---------- RECORD LIST ----------

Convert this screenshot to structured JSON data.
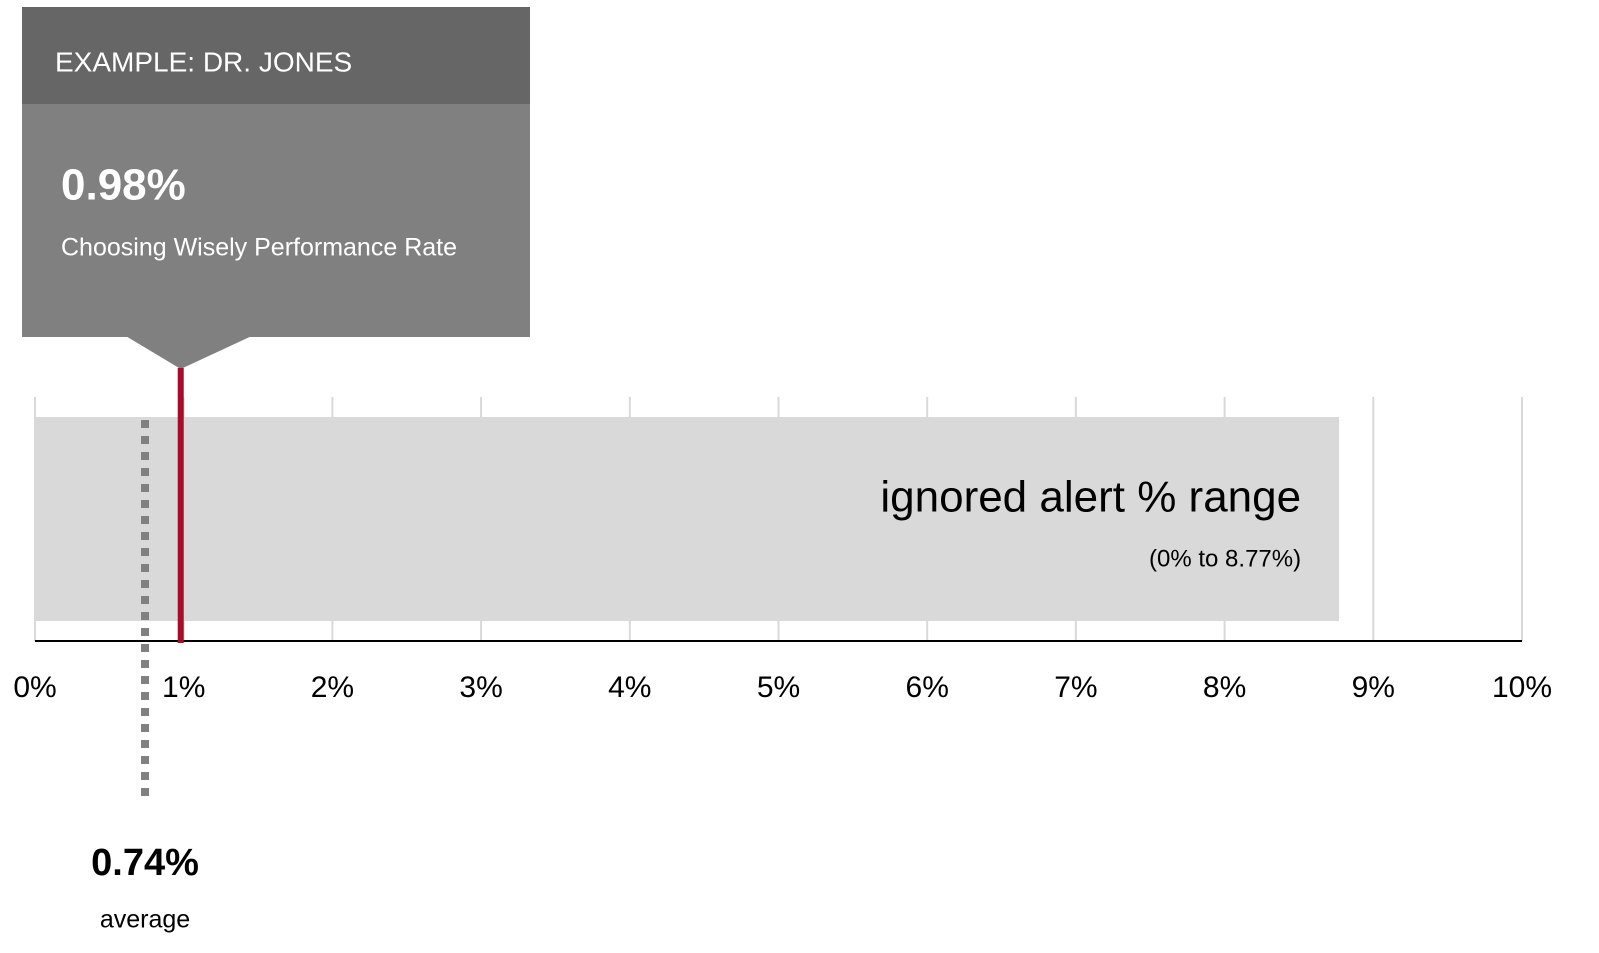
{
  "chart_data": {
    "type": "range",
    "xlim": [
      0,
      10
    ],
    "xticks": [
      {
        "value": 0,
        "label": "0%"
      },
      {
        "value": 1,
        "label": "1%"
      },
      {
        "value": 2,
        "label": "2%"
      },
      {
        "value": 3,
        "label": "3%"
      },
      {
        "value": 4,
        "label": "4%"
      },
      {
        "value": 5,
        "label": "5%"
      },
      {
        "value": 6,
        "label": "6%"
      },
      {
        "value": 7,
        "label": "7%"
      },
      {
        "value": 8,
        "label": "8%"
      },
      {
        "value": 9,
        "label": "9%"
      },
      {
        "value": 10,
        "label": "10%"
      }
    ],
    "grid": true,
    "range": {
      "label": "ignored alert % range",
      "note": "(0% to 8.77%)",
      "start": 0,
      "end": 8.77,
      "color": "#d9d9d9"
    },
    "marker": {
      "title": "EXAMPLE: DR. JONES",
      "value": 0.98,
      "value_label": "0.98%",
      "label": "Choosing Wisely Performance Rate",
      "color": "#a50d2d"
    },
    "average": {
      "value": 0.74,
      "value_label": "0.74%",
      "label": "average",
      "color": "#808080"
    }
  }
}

----------

## STATED EXERCISE
Gather from the records above every line containing the string "color".

## WRITTEN ANSWER
      "color": "#d9d9d9"
      "color": "#a50d2d"
      "color": "#808080"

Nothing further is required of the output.